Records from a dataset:
'''

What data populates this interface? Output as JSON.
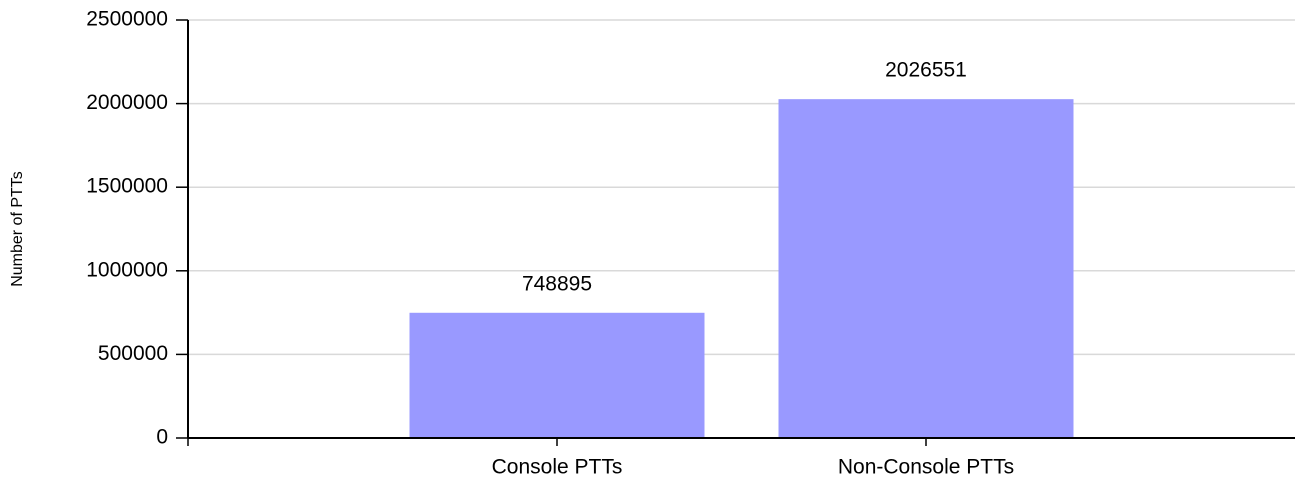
{
  "chart_data": {
    "type": "bar",
    "y_label": "Number of PTTs",
    "categories": [
      "Console PTTs",
      "Non-Console PTTs"
    ],
    "values": [
      748895,
      2026551
    ],
    "color": "#9999ff",
    "ylim": [
      0,
      2500000
    ],
    "yticks": [
      0,
      500000,
      1000000,
      1500000,
      2000000,
      2500000
    ],
    "grid": true
  }
}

'''

WORK TO BE COMPLETED ->
The records above are to be restated exactly, without their pictures.

TASK RESPONSE ->
What data populates this interface? Output as JSON.
{
  "chart_data": {
    "type": "bar",
    "y_label": "Number of PTTs",
    "categories": [
      "Console PTTs",
      "Non-Console PTTs"
    ],
    "values": [
      748895,
      2026551
    ],
    "color": "#9999ff",
    "ylim": [
      0,
      2500000
    ],
    "yticks": [
      0,
      500000,
      1000000,
      1500000,
      2000000,
      2500000
    ],
    "grid": true
  }
}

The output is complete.